[Brief 1]:
Copy the passage about the Scotland on Sunday from "Incidentally, for a" up to and including "in her belly.".

Incidentally, for a period in the early 1990s, I really liked its sister paper, the Scotland on Sunday.  I remember living for half-a-year in Harlow in Essex, working at a private school where the senior teacher also came from Scotland.  Every Sunday morning, we left our respective houses and embarked on a desperate race to get to a particular newsagent’s shop first – the only newsagent in Harlow who stocked the Scotland on Sunday and who seemed to only ever stock one copy of it.  I enjoyed its columns, which included ones written by the agreeably curmudgeonly Kenneth Roy and the spiky, outspoken Muriel Gray, who was one of my heroines at the time since she was a knowledgeable TV music presenter, a horror-story writer, a dedicated hillwalker and a commentator with fire in her belly.

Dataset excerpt
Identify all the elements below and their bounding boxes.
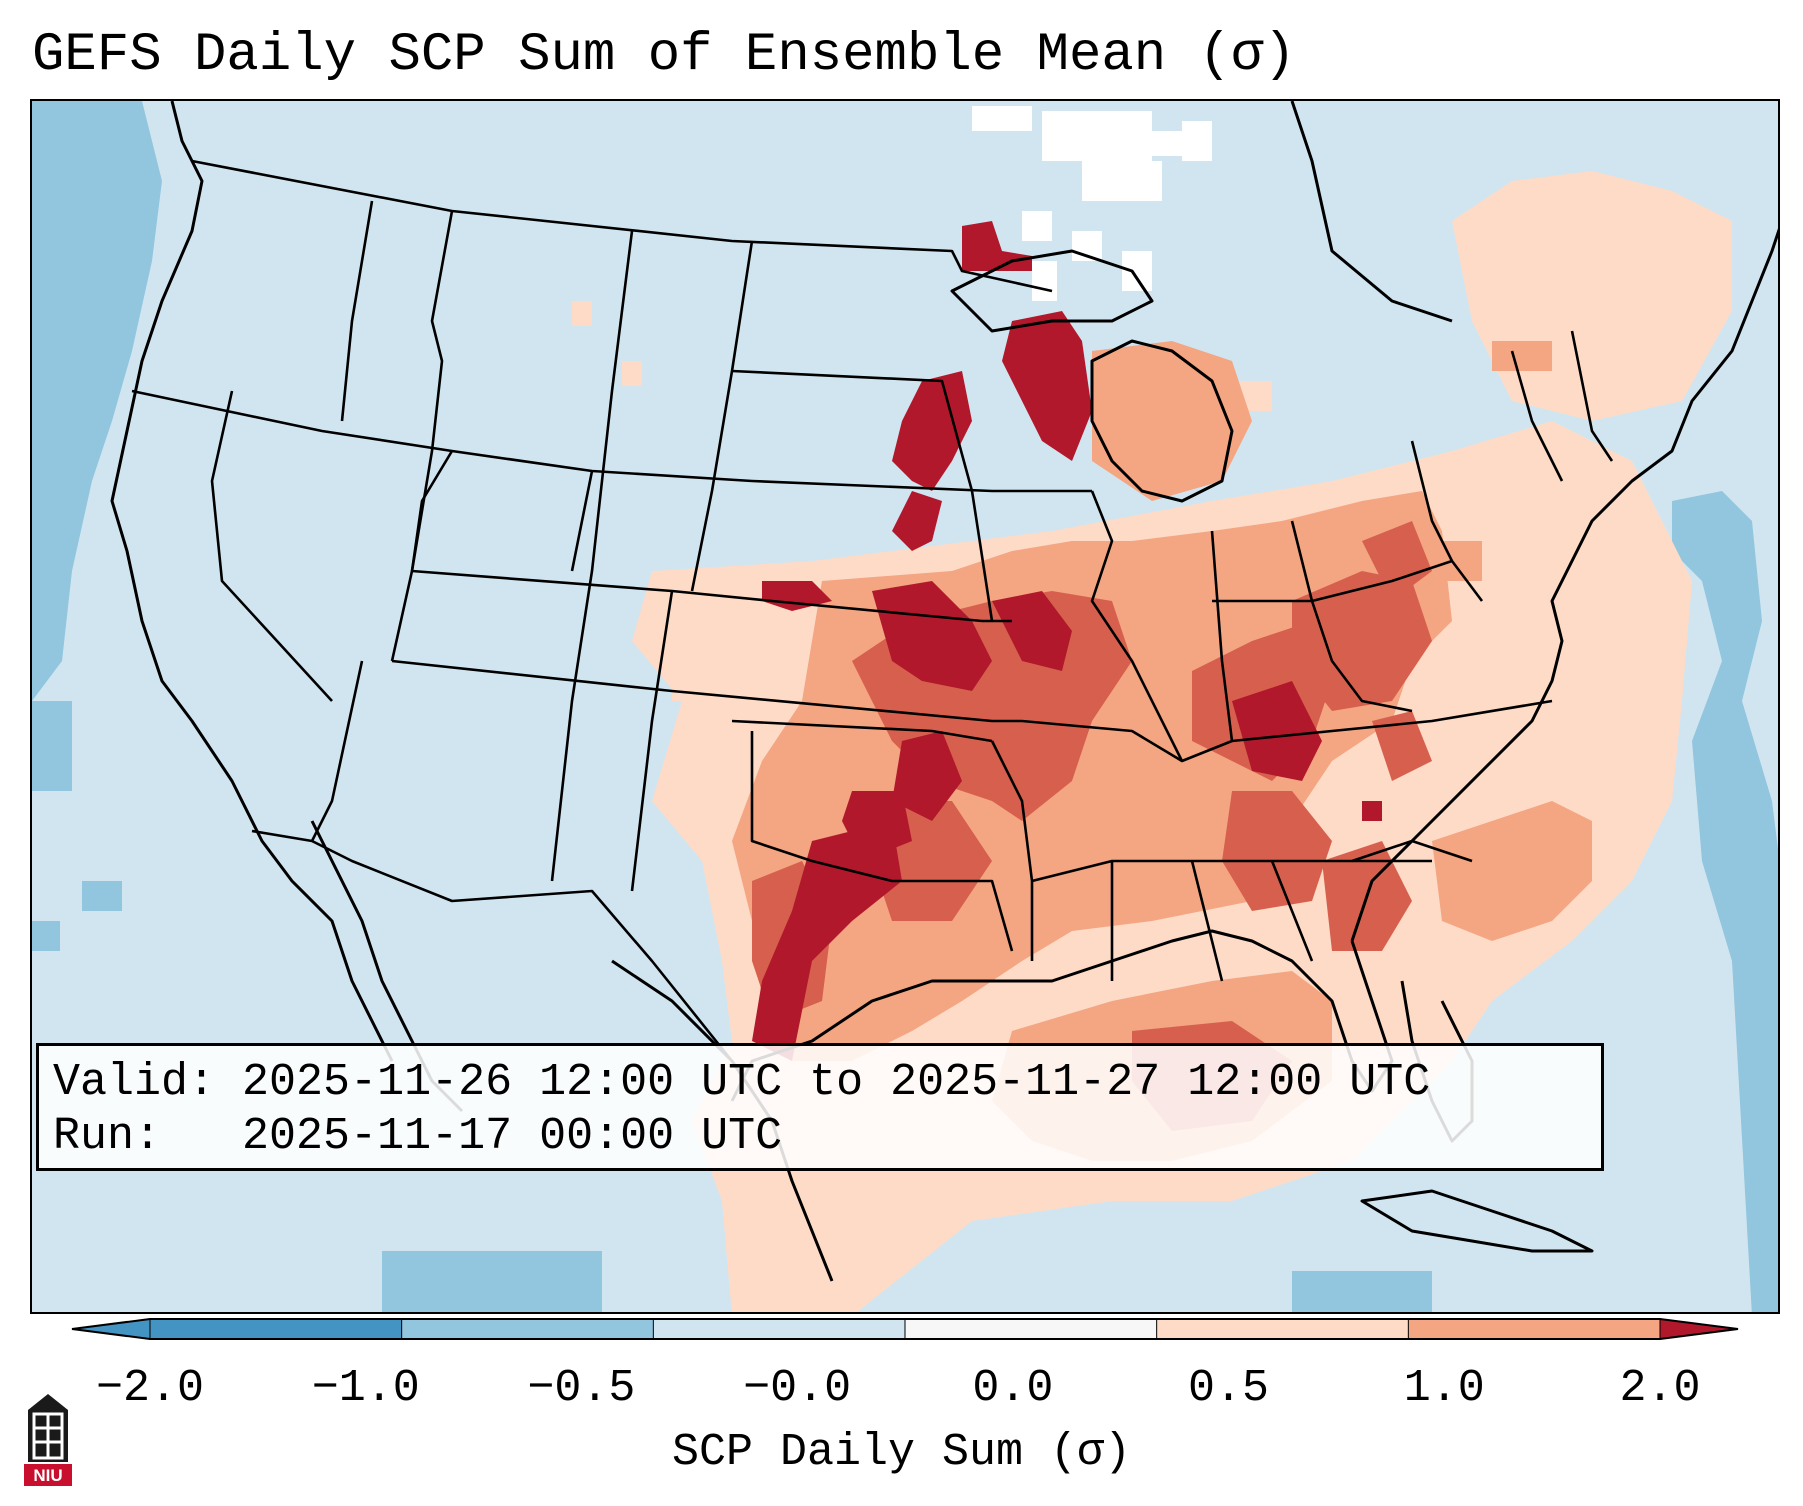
us-mexico-border — [251, 829, 734, 1062]
colorbar-tick-label: 0.0 — [972, 1363, 1054, 1414]
colorbar-tick-label: −0.5 — [527, 1363, 636, 1414]
colorbar-tick-label: 0.5 — [1188, 1363, 1270, 1414]
colorbar-segment — [401, 1319, 654, 1339]
run-value: 2025-11-17 00:00 UTC — [242, 1111, 783, 1162]
colorbar-tick-label: −0.0 — [743, 1363, 852, 1414]
state-borders — [131, 159, 1614, 1062]
colorbar-tick-label: 1.0 — [1403, 1363, 1485, 1414]
colorbar-segments — [72, 1319, 1738, 1339]
colorbar-tick-label: −1.0 — [311, 1363, 420, 1414]
colorbar-segment — [653, 1319, 906, 1339]
neutral-gap-region — [972, 106, 1212, 301]
run-label: Run: — [53, 1111, 162, 1162]
colorbar-tick-label: 2.0 — [1619, 1363, 1701, 1414]
hudson-bay-coast — [1290, 101, 1453, 323]
colorbar — [71, 1318, 1739, 1340]
colorbar-segment — [1156, 1319, 1409, 1339]
colorbar-title: SCP Daily Sum (σ) — [671, 1427, 1132, 1478]
niu-logo-text: NIU — [33, 1466, 62, 1485]
negative-anomaly-region — [32, 101, 1778, 1312]
colorbar-extend-high — [1660, 1319, 1738, 1339]
great-lakes-outline — [1090, 339, 1234, 503]
colorbar-segment — [150, 1319, 403, 1339]
west-coast — [110, 101, 394, 1062]
valid-run-info-box: Valid: 2025-11-26 12:00 UTC to 2025-11-2… — [36, 1043, 1604, 1171]
niu-logo-icon: NIU — [24, 1394, 72, 1486]
valid-label: Valid: — [53, 1057, 216, 1108]
colorbar-segment — [905, 1319, 1158, 1339]
valid-value: 2025-11-26 12:00 UTC to 2025-11-27 12:00… — [242, 1057, 1431, 1108]
coastlines — [110, 101, 1778, 1282]
colorbar-tick-label: −2.0 — [95, 1363, 205, 1414]
lake-superior — [950, 249, 1154, 333]
page-title: GEFS Daily SCP Sum of Ensemble Mean (σ) — [32, 25, 1296, 86]
colorbar-segment — [1408, 1319, 1661, 1339]
canada-border — [191, 159, 1053, 293]
colorbar-outline — [71, 1318, 1739, 1340]
positive-anomaly-extreme — [752, 221, 1382, 1061]
east-coast — [1350, 228, 1778, 942]
colorbar-extend-low — [72, 1319, 150, 1339]
cuba — [1360, 1189, 1594, 1253]
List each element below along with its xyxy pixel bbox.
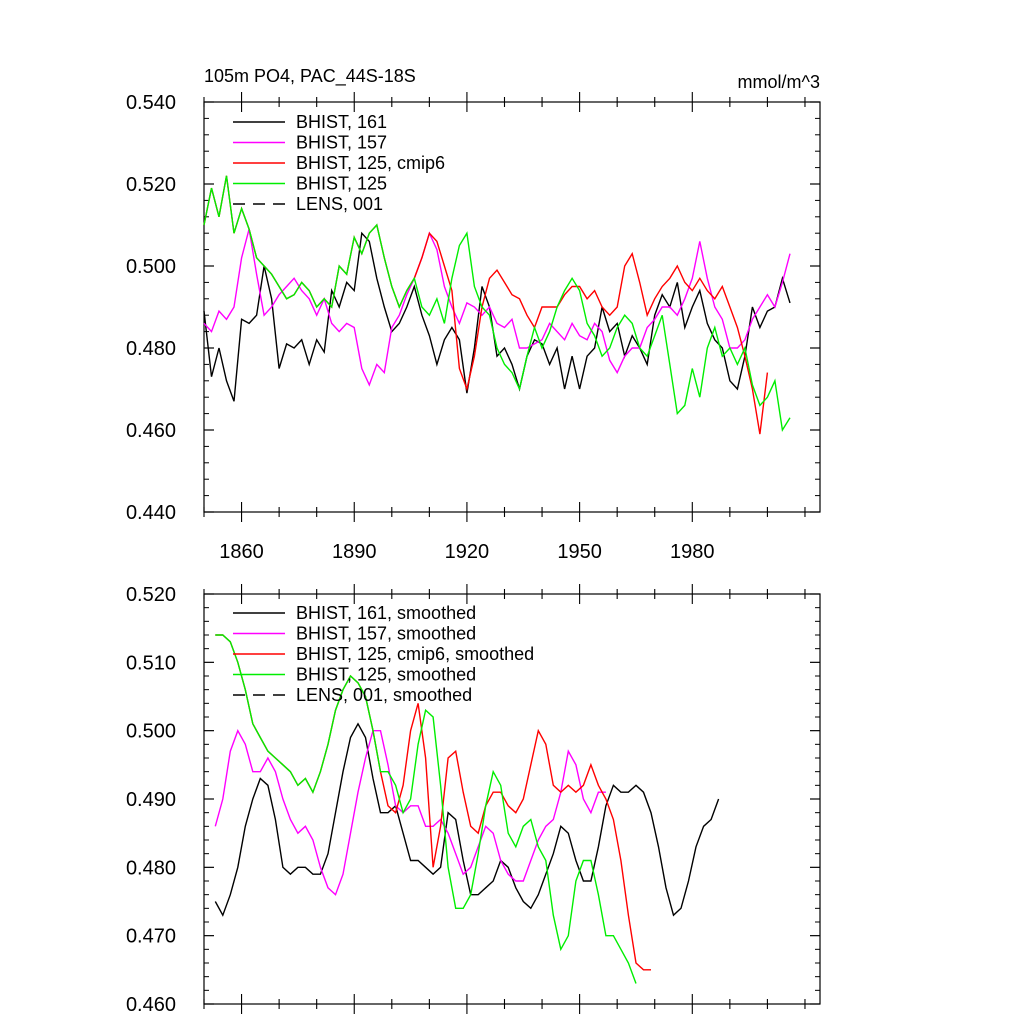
y-tick-label: 0.440	[126, 502, 176, 524]
x-tick-label: 1980	[670, 541, 715, 563]
x-tick-label: 1890	[332, 541, 377, 563]
y-tick-label: 0.510	[126, 652, 176, 674]
y-tick-label: 0.480	[126, 857, 176, 879]
legend-label: LENS, 001, smoothed	[296, 685, 472, 705]
y-tick-label: 0.540	[126, 92, 176, 114]
legend-label: BHIST, 157, smoothed	[296, 624, 476, 644]
legend-label: LENS, 001	[296, 194, 383, 214]
plot-frame	[203, 101, 821, 513]
y-tick-label: 0.500	[126, 721, 176, 743]
legend-label: BHIST, 157	[296, 133, 387, 153]
series-line-bhist-125	[203, 175, 791, 432]
series-line-bhist-161-smoothed	[214, 722, 720, 917]
legend-label: BHIST, 125	[296, 174, 387, 194]
series-line-bhist-125-cmip6	[203, 175, 769, 435]
y-tick-label: 0.480	[126, 338, 176, 360]
x-tick-label: 1860	[219, 541, 264, 563]
legend-label: BHIST, 161, smoothed	[296, 603, 476, 623]
legend-label: BHIST, 125, cmip6	[296, 153, 445, 173]
x-tick-label: 1950	[557, 541, 602, 563]
y-tick-label: 0.470	[126, 926, 176, 948]
y-tick-label: 0.490	[126, 789, 176, 811]
y-tick-label: 0.500	[126, 256, 176, 278]
legend-label: BHIST, 125, cmip6, smoothed	[296, 644, 534, 664]
legend-label: BHIST, 125, smoothed	[296, 665, 476, 685]
chart-title: 105m PO4, PAC_44S-18S	[204, 66, 416, 87]
y-tick-label: 0.520	[126, 174, 176, 196]
series-line-bhist-157	[203, 228, 791, 387]
legend-label: BHIST, 161	[296, 112, 387, 132]
bottom-panel: 0.460 0.470 0.480 0.490 0.500 0.510 0.520 BHIST…	[126, 584, 821, 1016]
y-tick-label: 0.520	[126, 584, 176, 606]
series-line-bhist-157-smoothed	[214, 729, 606, 896]
series-line-bhist-161	[203, 231, 791, 402]
top-panel: 0.440 0.460 0.480 0.500 0.520 0.540 1860 1890 19…	[126, 92, 821, 563]
y-tick-label: 0.460	[126, 994, 176, 1016]
units-label: mmol/m^3	[738, 72, 820, 92]
series-line-bhist-125-smoothed	[215, 634, 637, 984]
x-tick-label: 1920	[445, 541, 490, 563]
y-tick-label: 0.460	[126, 420, 176, 442]
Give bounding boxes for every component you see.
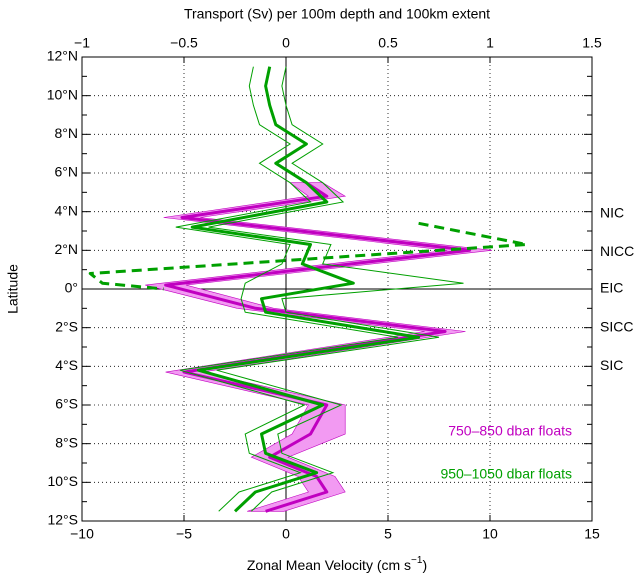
envelope-line xyxy=(175,66,399,512)
y-tick-label: 8°S xyxy=(55,434,78,450)
x-axis-title-text: Zonal Mean Velocity (cm s xyxy=(247,557,411,573)
x2-tick-label: 1 xyxy=(486,35,494,51)
y-tick-label: 12°N xyxy=(47,48,78,64)
envelope-line xyxy=(208,66,464,512)
current-label: SIC xyxy=(600,357,623,373)
x-tick-label: −10 xyxy=(70,526,94,542)
legend-label: 950–1050 dbar floats xyxy=(440,466,572,482)
y-tick-label: 2°S xyxy=(55,318,78,334)
current-label: NIC xyxy=(600,204,624,220)
y-axis-title: Latitude xyxy=(5,264,21,314)
x2-tick-label: 1.5 xyxy=(582,35,602,51)
y-tick-label: 2°N xyxy=(55,241,79,257)
x-axis-title: Zonal Mean Velocity (cm s−1) xyxy=(247,555,427,573)
y-tick-label: 6°N xyxy=(55,164,79,180)
y-tick-label: 8°N xyxy=(55,125,79,141)
uncertainty-band xyxy=(145,182,493,512)
x2-tick-label: 0.5 xyxy=(378,35,398,51)
y-tick-label: 10°N xyxy=(47,86,78,102)
current-label: SICC xyxy=(600,318,633,334)
y-tick-label: 12°S xyxy=(47,512,78,528)
legend-label: 750–850 dbar floats xyxy=(448,423,572,439)
y-tick-label: 4°N xyxy=(55,202,79,218)
y-tick-label: 10°S xyxy=(47,473,78,489)
plot-frame xyxy=(81,56,593,522)
x2-tick-label: −0.5 xyxy=(170,35,198,51)
dashed-line xyxy=(88,221,529,291)
x-tick-label: 15 xyxy=(584,526,600,542)
mean-line xyxy=(190,66,421,513)
x2-tick-label: 0 xyxy=(282,35,290,51)
y-tick-label: 6°S xyxy=(55,396,78,412)
x-tick-label: 5 xyxy=(384,526,392,542)
y-tick-label: 0° xyxy=(65,280,78,296)
top-axis-title: Transport (Sv) per 100m depth and 100km … xyxy=(184,6,490,22)
x2-tick-label: −1 xyxy=(74,35,90,51)
x-axis-title-sup: −1 xyxy=(411,555,423,566)
y-tick-label: 4°S xyxy=(55,357,78,373)
x-tick-label: 10 xyxy=(482,526,498,542)
current-label: EIC xyxy=(600,280,623,296)
current-label: NICC xyxy=(600,243,634,259)
x-tick-label: −5 xyxy=(176,526,192,542)
x-tick-label: 0 xyxy=(282,526,290,542)
x-axis-title-end: ) xyxy=(422,557,427,573)
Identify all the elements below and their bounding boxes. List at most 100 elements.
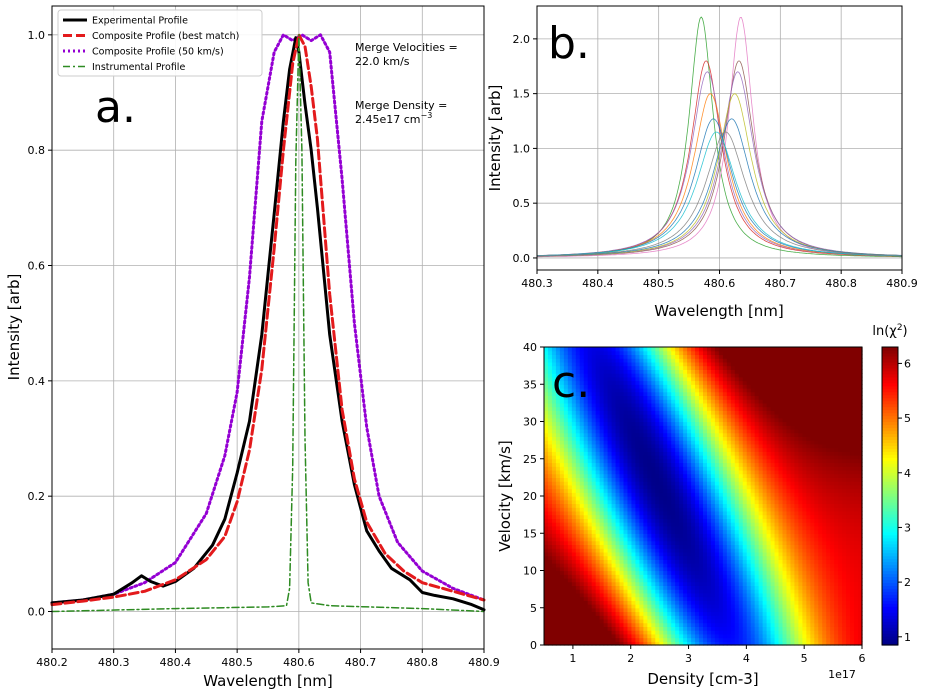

[Brief 2]:
Repeat the lines of the listing from the line with "us-mexico-border — [251, 829, 734, 1062]" up to and including the line with "page-title: GEFS Daily".

[Written reply 1]:
Incidentally, for a period in the early 1990s, I really liked its sister paper, the Scotland on Sunday.  I remember living for half-a-year in Harlow in Essex, working at a private school where the senior teacher also came from Scotland.  Every Sunday morning, we left our respective houses and embarked on a desperate race to get to a particular newsagent’s shop first – the only newsagent in Harlow who stocked the Scotland on Sunday and who seemed to only ever stock one copy of it.  I enjoyed its columns, which included ones written by the agreeably curmudgeonly Kenneth Roy and the spiky, outspoken Muriel Gray, who was one of my heroines at the time since she was a knowledgeable TV music presenter, a horror-story writer, a dedicated hillwalker and a commentator with fire in her belly.

[Written reply 2]:
us-mexico-border — [251, 829, 734, 1062]
colorbar-tick-label: 0.0 — [972, 1363, 1054, 1414]
colorbar-tick-label: −0.5 — [527, 1363, 636, 1414]
colorbar-tick-label: 0.5 — [1188, 1363, 1270, 1414]
colorbar-segment — [401, 1319, 654, 1339]
run-value: 2025-11-17 00:00 UTC — [242, 1111, 783, 1162]
colorbar-tick-label: −0.0 — [743, 1363, 852, 1414]
state-borders — [131, 159, 1614, 1062]
colorbar-tick-label: 1.0 — [1403, 1363, 1485, 1414]
colorbar-segments — [72, 1319, 1738, 1339]
colorbar-tick-label: −1.0 — [311, 1363, 420, 1414]
colorbar-segment — [653, 1319, 906, 1339]
neutral-gap-region — [972, 106, 1212, 301]
run-label: Run: — [53, 1111, 162, 1162]
colorbar-tick-label: 2.0 — [1619, 1363, 1701, 1414]
hudson-bay-coast — [1290, 101, 1453, 323]
colorbar — [71, 1318, 1739, 1340]
colorbar-segment — [1156, 1319, 1409, 1339]
colorbar-title: SCP Daily Sum (σ) — [671, 1427, 1132, 1478]
niu-logo-text: NIU — [33, 1466, 62, 1485]
negative-anomaly-region — [32, 101, 1778, 1312]
colorbar-extend-high — [1660, 1319, 1738, 1339]
great-lakes-outline — [1090, 339, 1234, 503]
colorbar-segment — [150, 1319, 403, 1339]
west-coast — [110, 101, 394, 1062]
valid-run-info-box: Valid: 2025-11-26 12:00 UTC to 2025-11-2… — [36, 1043, 1604, 1171]
niu-logo-icon: NIU — [24, 1394, 72, 1486]
valid-label: Valid: — [53, 1057, 216, 1108]
colorbar-segment — [905, 1319, 1158, 1339]
valid-value: 2025-11-26 12:00 UTC to 2025-11-27 12:00… — [242, 1057, 1431, 1108]
coastlines — [110, 101, 1778, 1282]
colorbar-tick-label: −2.0 — [95, 1363, 205, 1414]
lake-superior — [950, 249, 1154, 333]
page-title: GEFS Daily SCP Sum of Ensemble Mean (σ) — [32, 25, 1296, 86]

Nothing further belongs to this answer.